=== WHAT YOU WILL DO ===
According to the text, which two countries are combined in the term "Belindia"?

I think there's another really sort of, in a sense, more interesting way of looking at it, which I first read, again, in a Martin Wolf column. And he talked about the concept, which was originally applied to Brazil, actually, of Belindia. And Belindia is a combination of Belgium and India, a small, in this case, white economy. It doesn't really matter what the colors are, but a small white economy surrounded by much, much poorer black economy. That's what South Africa looked like in 1994. It had been deliberately engineered by a white racist system. So that's what you got. The question is, what policies do you have to deal with that? Because you've got two economies.

If you think about the trouble that Europe had when Europe joined and you were trying to set interest rates across Europe for different economies, for Spain and Germany, let's say. Now you've got Belgium and India. What policies do you put in place to maximise the potential of both of those? Because one of the things that you obviously try to do is you basically raid Belgium. You redistribute from Belgium to India, which is what's been done. And that's, I think, perfectly fair and a perfectly rational thing to do. You redistribute from the wealthy part of your economy to the less wealthy part of the economy. But that's not all you can do, because if that's all you can do, then eventually you're going to just impoverish Belgium and you're just going to have an impoverished country. So you can't do that. You've got to somehow turn India into Belgium. And it's not really clear how you devise policies that can do that.

You know, if you're India, it's much easier. You're a poor country and you trade, in a sense, off your poverty like China did. You know, China moved people from the countryside in China into factories in the cities. So it transformed inefficient farmers into increasingly efficient players in the global supply chains. But it did that via low wages. It's not really possible in South Africa because of the political inheritance that it's had. So one of the policies, for example, that the ANC tried was black empowerment. Which is, again, rational and completely understandable. They wanted to create a black middle class and people like Cyril Ramaphosa, who was put on various boards and given shares in various companies. He became very wealthy through that. And a black middle class was created. But you can also see how there are problems there. One is that this can lead to corruption. You know, you get those opportunities based on who you know and who you know means knowing the ANC. So you can see how that reinforces or could reinforce bad politics and cronyism. And indeed, that is exactly what's happened, unfortunately.

(Source data)
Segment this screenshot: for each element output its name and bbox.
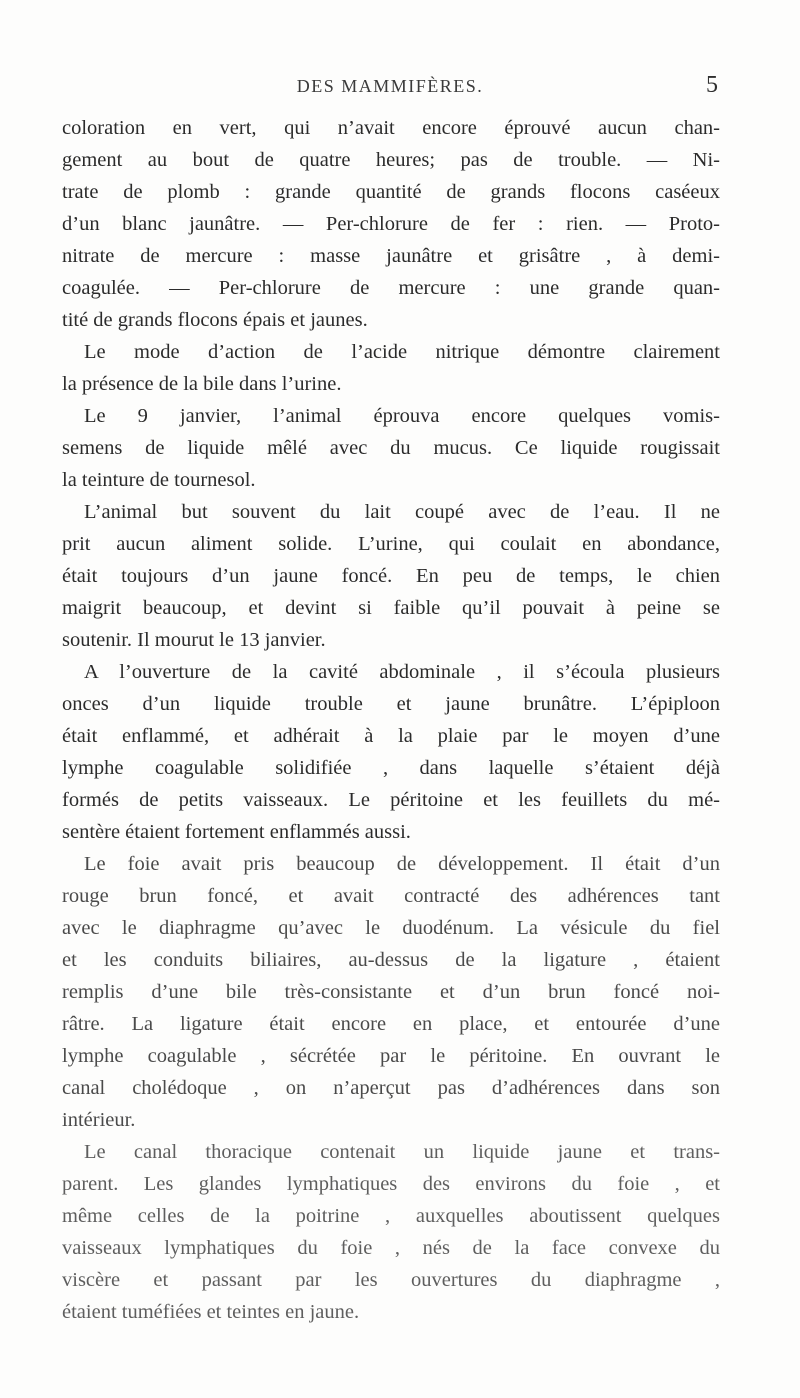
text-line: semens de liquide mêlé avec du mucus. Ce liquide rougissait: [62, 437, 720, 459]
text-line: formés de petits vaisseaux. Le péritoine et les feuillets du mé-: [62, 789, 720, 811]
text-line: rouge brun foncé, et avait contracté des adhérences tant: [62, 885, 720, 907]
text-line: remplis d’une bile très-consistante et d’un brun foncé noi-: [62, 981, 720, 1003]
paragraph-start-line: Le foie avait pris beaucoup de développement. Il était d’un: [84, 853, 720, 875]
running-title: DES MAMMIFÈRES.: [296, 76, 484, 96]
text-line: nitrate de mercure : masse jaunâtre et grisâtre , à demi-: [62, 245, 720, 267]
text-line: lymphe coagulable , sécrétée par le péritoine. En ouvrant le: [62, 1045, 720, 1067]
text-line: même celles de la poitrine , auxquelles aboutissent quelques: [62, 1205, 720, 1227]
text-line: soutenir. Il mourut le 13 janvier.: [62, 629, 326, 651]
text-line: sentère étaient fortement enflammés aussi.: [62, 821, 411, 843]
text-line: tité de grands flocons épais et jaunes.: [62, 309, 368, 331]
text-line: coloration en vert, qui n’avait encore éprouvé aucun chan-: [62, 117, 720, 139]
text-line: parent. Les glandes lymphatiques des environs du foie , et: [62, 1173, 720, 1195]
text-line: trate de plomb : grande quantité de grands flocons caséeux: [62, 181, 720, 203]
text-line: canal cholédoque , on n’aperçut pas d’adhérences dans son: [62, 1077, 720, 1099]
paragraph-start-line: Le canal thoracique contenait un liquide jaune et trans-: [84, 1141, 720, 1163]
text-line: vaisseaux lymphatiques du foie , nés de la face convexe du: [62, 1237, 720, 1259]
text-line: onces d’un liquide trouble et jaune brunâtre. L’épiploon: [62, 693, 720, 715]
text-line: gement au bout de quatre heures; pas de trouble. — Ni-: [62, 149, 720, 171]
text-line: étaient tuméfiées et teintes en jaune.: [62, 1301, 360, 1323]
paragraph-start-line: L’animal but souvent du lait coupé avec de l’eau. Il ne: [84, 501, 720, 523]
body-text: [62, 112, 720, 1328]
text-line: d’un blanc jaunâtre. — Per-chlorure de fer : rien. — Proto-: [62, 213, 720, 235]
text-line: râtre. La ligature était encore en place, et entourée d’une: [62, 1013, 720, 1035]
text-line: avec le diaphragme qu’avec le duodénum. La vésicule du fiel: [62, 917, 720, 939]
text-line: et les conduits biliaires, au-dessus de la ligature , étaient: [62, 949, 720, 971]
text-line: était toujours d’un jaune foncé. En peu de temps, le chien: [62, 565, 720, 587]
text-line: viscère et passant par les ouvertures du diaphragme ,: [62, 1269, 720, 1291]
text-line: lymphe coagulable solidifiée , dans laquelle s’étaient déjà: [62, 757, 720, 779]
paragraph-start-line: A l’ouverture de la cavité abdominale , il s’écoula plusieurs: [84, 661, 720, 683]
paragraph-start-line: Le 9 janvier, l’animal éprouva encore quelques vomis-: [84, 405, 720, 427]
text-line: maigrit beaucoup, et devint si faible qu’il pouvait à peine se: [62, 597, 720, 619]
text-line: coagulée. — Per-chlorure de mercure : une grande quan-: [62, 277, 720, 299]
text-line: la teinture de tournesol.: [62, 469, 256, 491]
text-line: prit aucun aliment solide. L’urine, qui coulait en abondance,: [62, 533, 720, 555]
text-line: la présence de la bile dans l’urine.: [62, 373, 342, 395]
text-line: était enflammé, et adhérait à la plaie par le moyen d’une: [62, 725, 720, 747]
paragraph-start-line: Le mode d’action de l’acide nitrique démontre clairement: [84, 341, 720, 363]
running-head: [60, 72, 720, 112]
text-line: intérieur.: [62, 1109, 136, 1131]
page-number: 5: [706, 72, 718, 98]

=== SOLUTION TO THIS TASK ===
Belgium and India.